[Data records]

-------------------------

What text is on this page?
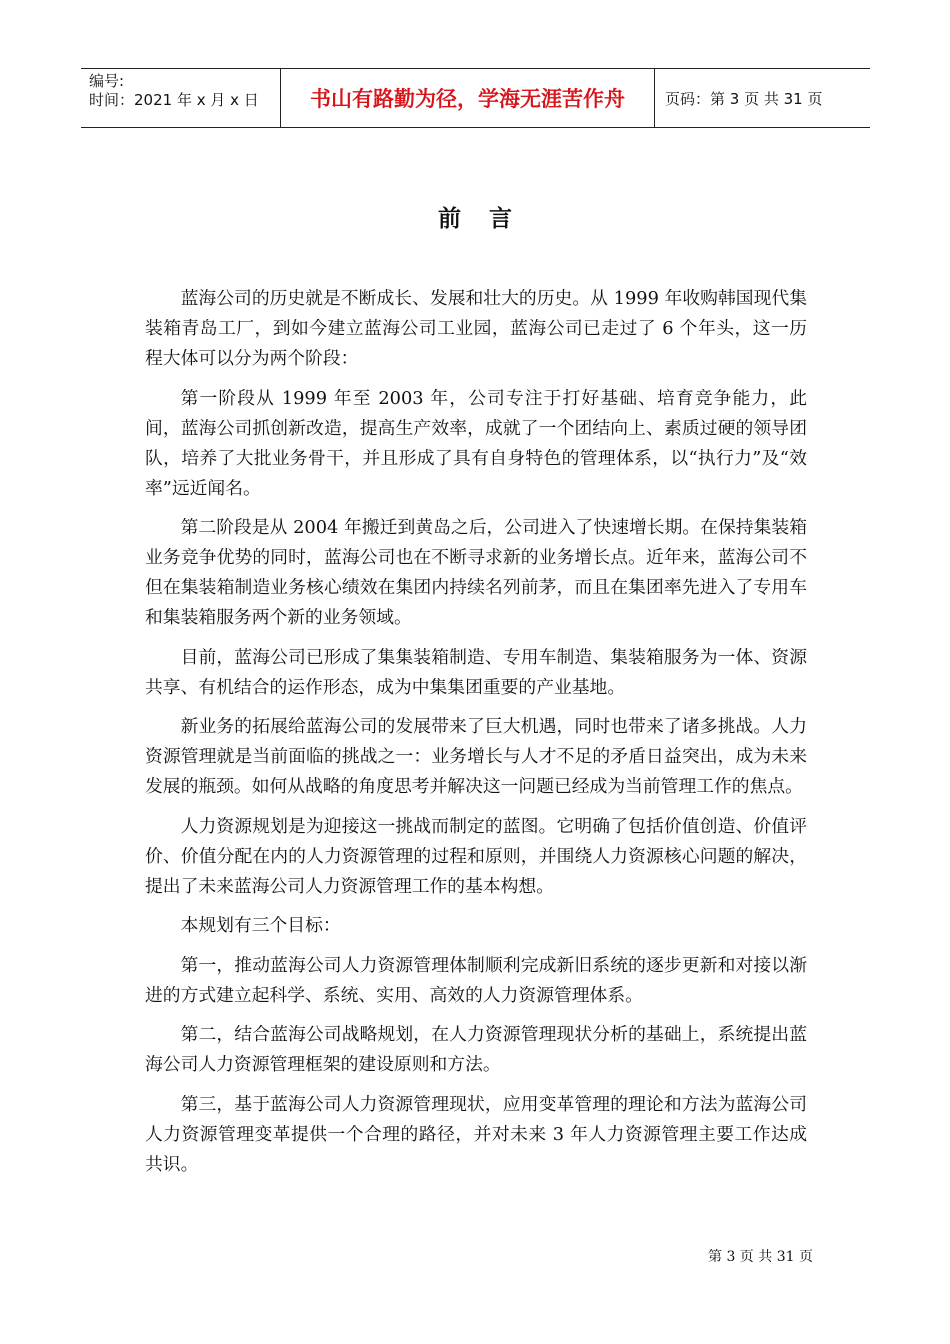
编号:
时间：2021 年 x 月 x 日	书山有路勤为径，学海无涯苦作舟	页码：第 3 页 共 31 页
前言

蓝海公司的历史就是不断成长、发展和壮大的历史。从 1999 年收购韩国现代集装箱青岛工厂，到如今建立蓝海公司工业园，蓝海公司已走过了 6 个年头，这一历程大体可以分为两个阶段：

第一阶段从 1999 年至 2003 年，公司专注于打好基础、培育竞争能力，此间，蓝海公司抓创新改造，提高生产效率，成就了一个团结向上、素质过硬的领导团队，培养了大批业务骨干，并且形成了具有自身特色的管理体系，以“执行力”及“效率”远近闻名。

第二阶段是从 2004 年搬迁到黄岛之后，公司进入了快速增长期。在保持集装箱业务竞争优势的同时，蓝海公司也在不断寻求新的业务增长点。近年来，蓝海公司不但在集装箱制造业务核心绩效在集团内持续名列前茅，而且在集团率先进入了专用车和集装箱服务两个新的业务领域。

目前，蓝海公司已形成了集集装箱制造、专用车制造、集装箱服务为一体、资源共享、有机结合的运作形态，成为中集集团重要的产业基地。

新业务的拓展给蓝海公司的发展带来了巨大机遇，同时也带来了诸多挑战。人力资源管理就是当前面临的挑战之一：业务增长与人才不足的矛盾日益突出，成为未来发展的瓶颈。如何从战略的角度思考并解决这一问题已经成为当前管理工作的焦点。

人力资源规划是为迎接这一挑战而制定的蓝图。它明确了包括价值创造、价值评价、价值分配在内的人力资源管理的过程和原则，并围绕人力资源核心问题的解决，提出了未来蓝海公司人力资源管理工作的基本构想。

本规划有三个目标：

第一，推动蓝海公司人力资源管理体制顺利完成新旧系统的逐步更新和对接以渐进的方式建立起科学、系统、实用、高效的人力资源管理体系。

第二，结合蓝海公司战略规划，在人力资源管理现状分析的基础上，系统提出蓝海公司人力资源管理框架的建设原则和方法。

第三，基于蓝海公司人力资源管理现状，应用变革管理的理论和方法为蓝海公司人力资源管理变革提供一个合理的路径，并对未来 3 年人力资源管理主要工作达成共识。

第 3 页 共 31 页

-------------------------

* **Set problem**:
Go through the entries above and output them exactly, without pictures.

* **Solution**:
What text is on this page?
编号:
时间：2021 年 x 月 x 日	书山有路勤为径，学海无涯苦作舟	页码：第 3 页 共 31 页
前言

蓝海公司的历史就是不断成长、发展和壮大的历史。从 1999 年收购韩国现代集装箱青岛工厂，到如今建立蓝海公司工业园，蓝海公司已走过了 6 个年头，这一历程大体可以分为两个阶段：

第一阶段从 1999 年至 2003 年，公司专注于打好基础、培育竞争能力，此间，蓝海公司抓创新改造，提高生产效率，成就了一个团结向上、素质过硬的领导团队，培养了大批业务骨干，并且形成了具有自身特色的管理体系，以“执行力”及“效率”远近闻名。

第二阶段是从 2004 年搬迁到黄岛之后，公司进入了快速增长期。在保持集装箱业务竞争优势的同时，蓝海公司也在不断寻求新的业务增长点。近年来，蓝海公司不但在集装箱制造业务核心绩效在集团内持续名列前茅，而且在集团率先进入了专用车和集装箱服务两个新的业务领域。

目前，蓝海公司已形成了集集装箱制造、专用车制造、集装箱服务为一体、资源共享、有机结合的运作形态，成为中集集团重要的产业基地。

新业务的拓展给蓝海公司的发展带来了巨大机遇，同时也带来了诸多挑战。人力资源管理就是当前面临的挑战之一：业务增长与人才不足的矛盾日益突出，成为未来发展的瓶颈。如何从战略的角度思考并解决这一问题已经成为当前管理工作的焦点。

人力资源规划是为迎接这一挑战而制定的蓝图。它明确了包括价值创造、价值评价、价值分配在内的人力资源管理的过程和原则，并围绕人力资源核心问题的解决，提出了未来蓝海公司人力资源管理工作的基本构想。

本规划有三个目标：

第一，推动蓝海公司人力资源管理体制顺利完成新旧系统的逐步更新和对接以渐进的方式建立起科学、系统、实用、高效的人力资源管理体系。

第二，结合蓝海公司战略规划，在人力资源管理现状分析的基础上，系统提出蓝海公司人力资源管理框架的建设原则和方法。

第三，基于蓝海公司人力资源管理现状，应用变革管理的理论和方法为蓝海公司人力资源管理变革提供一个合理的路径，并对未来 3 年人力资源管理主要工作达成共识。

第 3 页 共 31 页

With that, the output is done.